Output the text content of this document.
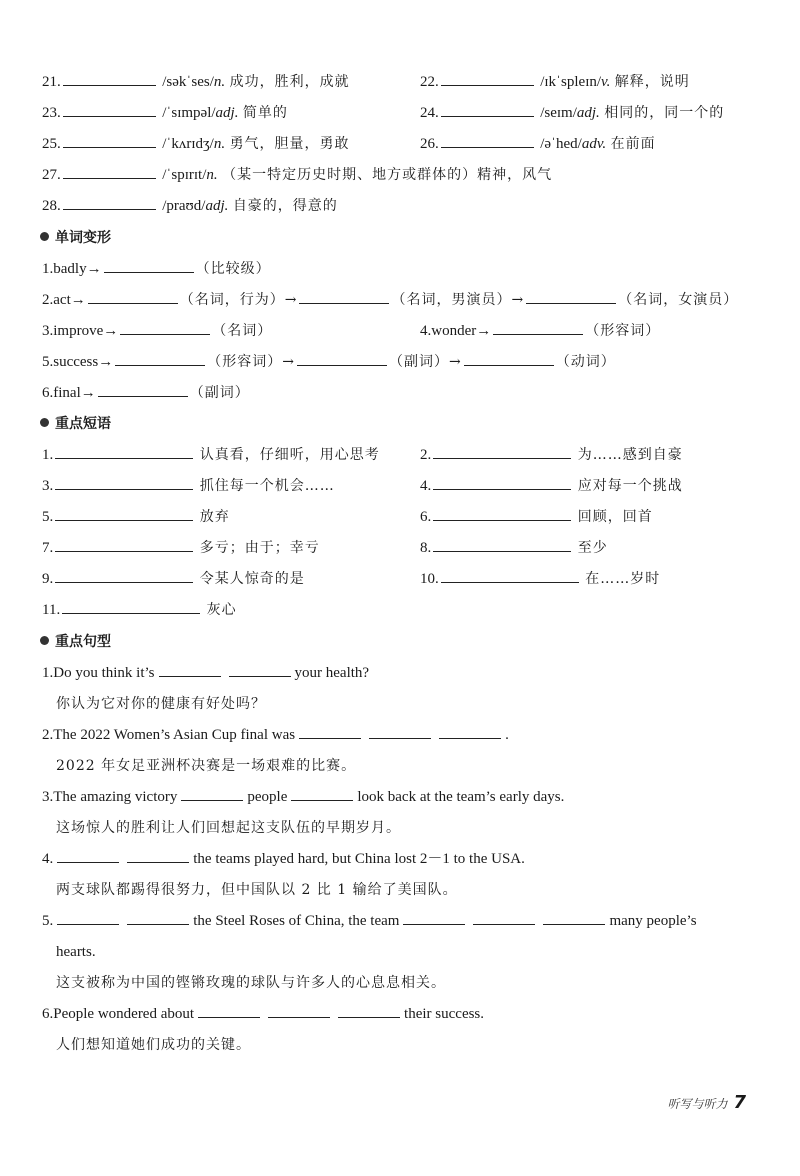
21.	/səkˈses/n. 成功，胜利，成就	22.	/ɪkˈspleɪn/v. 解释，说明
23.	/ˈsɪmpəl/adj. 简单的	24.	/seɪm/adj. 相同的，同一个的
25.	/ˈkʌrɪdʒ/n. 勇气，胆量，勇敢	26.	/əˈhed/adv. 在前面
27.	/ˈspɪrɪt/n. （某一特定历史时期、地方或群体的）精神，风气
28.	/praʊd/adj. 自豪的，得意的
单词变形
1.badly→	（比较级）
2.act→	（名词，行为）→	（名词，男演员）→	（名词，女演员）
3.improve→	（名词）	4.wonder→	（形容词）
5.success→	（形容词）→	（副词）→	（动词）
6.final→	（副词）
重点短语
1.	认真看，仔细听，用心思考	2.	为……感到自豪
3.	抓住每一个机会……	4.	应对每一个挑战
5.	放弃	6.	回顾，回首
7.	多亏；由于；幸亏	8.	至少
9.	令某人惊奇的是	10.	在……岁时
11.	灰心
重点句型
1.Do you think it’s	your health?
你认为它对你的健康有好处吗？
2.The 2022 Women’s Asian Cup final was	.
2022 年女足亚洲杯决赛是一场艰难的比赛。
3.The amazing victory	people	look back at the team’s early days.
这场惊人的胜利让人们回想起这支队伍的早期岁月。
4.	the teams played hard, but China lost 2－1 to the USA.
两支球队都踢得很努力，但中国队以 2 比 1 输给了美国队。
5.	the Steel Roses of China, the team	many people’s
hearts.
这支被称为中国的铿锵玫瑰的球队与许多人的心息息相关。
6.People wondered about	their success.
人们想知道她们成功的关键。
听写与听力 7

• • • • • • •

Reproduce the full material exactly, excluding the pictures.

Output the text content of this document.
21.	/səkˈses/n. 成功，胜利，成就	22.	/ɪkˈspleɪn/v. 解释，说明
23.	/ˈsɪmpəl/adj. 简单的	24.	/seɪm/adj. 相同的，同一个的
25.	/ˈkʌrɪdʒ/n. 勇气，胆量，勇敢	26.	/əˈhed/adv. 在前面
27.	/ˈspɪrɪt/n. （某一特定历史时期、地方或群体的）精神，风气
28.	/praʊd/adj. 自豪的，得意的
单词变形
1.badly→	（比较级）
2.act→	（名词，行为）→	（名词，男演员）→	（名词，女演员）
3.improve→	（名词）	4.wonder→	（形容词）
5.success→	（形容词）→	（副词）→	（动词）
6.final→	（副词）
重点短语
1.	认真看，仔细听，用心思考	2.	为……感到自豪
3.	抓住每一个机会……	4.	应对每一个挑战
5.	放弃	6.	回顾，回首
7.	多亏；由于；幸亏	8.	至少
9.	令某人惊奇的是	10.	在……岁时
11.	灰心
重点句型
1.Do you think it’s	your health?
你认为它对你的健康有好处吗？
2.The 2022 Women’s Asian Cup final was	.
2022 年女足亚洲杯决赛是一场艰难的比赛。
3.The amazing victory	people	look back at the team’s early days.
这场惊人的胜利让人们回想起这支队伍的早期岁月。
4.	the teams played hard, but China lost 2－1 to the USA.
两支球队都踢得很努力，但中国队以 2 比 1 输给了美国队。
5.	the Steel Roses of China, the team	many people’s
hearts.
这支被称为中国的铿锵玫瑰的球队与许多人的心息息相关。
6.People wondered about	their success.
人们想知道她们成功的关键。
听写与听力 7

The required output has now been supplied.